··· Records to process
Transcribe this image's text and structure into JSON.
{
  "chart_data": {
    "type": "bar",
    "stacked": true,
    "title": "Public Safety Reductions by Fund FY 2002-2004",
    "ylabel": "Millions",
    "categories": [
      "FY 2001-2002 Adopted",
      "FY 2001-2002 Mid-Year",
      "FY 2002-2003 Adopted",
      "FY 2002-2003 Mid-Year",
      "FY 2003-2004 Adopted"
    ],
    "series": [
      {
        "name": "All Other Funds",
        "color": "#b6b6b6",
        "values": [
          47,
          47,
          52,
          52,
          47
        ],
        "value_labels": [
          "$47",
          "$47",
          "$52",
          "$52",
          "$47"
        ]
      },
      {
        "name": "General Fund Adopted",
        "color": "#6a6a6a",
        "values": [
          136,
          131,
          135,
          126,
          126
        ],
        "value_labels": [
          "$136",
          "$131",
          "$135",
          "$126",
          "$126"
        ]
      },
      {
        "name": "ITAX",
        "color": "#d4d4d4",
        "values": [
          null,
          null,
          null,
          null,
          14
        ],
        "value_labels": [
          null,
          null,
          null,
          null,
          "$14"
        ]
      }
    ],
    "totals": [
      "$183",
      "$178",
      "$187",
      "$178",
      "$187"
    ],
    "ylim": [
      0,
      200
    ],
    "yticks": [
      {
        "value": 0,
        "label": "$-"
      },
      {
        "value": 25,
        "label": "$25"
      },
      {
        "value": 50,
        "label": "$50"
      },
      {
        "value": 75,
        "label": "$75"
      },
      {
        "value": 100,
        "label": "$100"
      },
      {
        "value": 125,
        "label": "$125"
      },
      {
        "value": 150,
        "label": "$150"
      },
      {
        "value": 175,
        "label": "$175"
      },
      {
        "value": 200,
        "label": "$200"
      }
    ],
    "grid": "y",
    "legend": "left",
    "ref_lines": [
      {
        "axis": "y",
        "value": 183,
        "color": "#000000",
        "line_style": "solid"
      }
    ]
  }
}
······
(Short problem) All of the entries above must be quoted exactly.

(Solved problem)
Transcribe this image's text and structure into JSON.
{
  "chart_data": {
    "type": "bar",
    "stacked": true,
    "title": "Public Safety Reductions by Fund FY 2002-2004",
    "ylabel": "Millions",
    "categories": [
      "FY 2001-2002 Adopted",
      "FY 2001-2002 Mid-Year",
      "FY 2002-2003 Adopted",
      "FY 2002-2003 Mid-Year",
      "FY 2003-2004 Adopted"
    ],
    "series": [
      {
        "name": "All Other Funds",
        "color": "#b6b6b6",
        "values": [
          47,
          47,
          52,
          52,
          47
        ],
        "value_labels": [
          "$47",
          "$47",
          "$52",
          "$52",
          "$47"
        ]
      },
      {
        "name": "General Fund Adopted",
        "color": "#6a6a6a",
        "values": [
          136,
          131,
          135,
          126,
          126
        ],
        "value_labels": [
          "$136",
          "$131",
          "$135",
          "$126",
          "$126"
        ]
      },
      {
        "name": "ITAX",
        "color": "#d4d4d4",
        "values": [
          null,
          null,
          null,
          null,
          14
        ],
        "value_labels": [
          null,
          null,
          null,
          null,
          "$14"
        ]
      }
    ],
    "totals": [
      "$183",
      "$178",
      "$187",
      "$178",
      "$187"
    ],
    "ylim": [
      0,
      200
    ],
    "yticks": [
      {
        "value": 0,
        "label": "$-"
      },
      {
        "value": 25,
        "label": "$25"
      },
      {
        "value": 50,
        "label": "$50"
      },
      {
        "value": 75,
        "label": "$75"
      },
      {
        "value": 100,
        "label": "$100"
      },
      {
        "value": 125,
        "label": "$125"
      },
      {
        "value": 150,
        "label": "$150"
      },
      {
        "value": 175,
        "label": "$175"
      },
      {
        "value": 200,
        "label": "$200"
      }
    ],
    "grid": "y",
    "legend": "left",
    "ref_lines": [
      {
        "axis": "y",
        "value": 183,
        "color": "#000000",
        "line_style": "solid"
      }
    ]
  }
}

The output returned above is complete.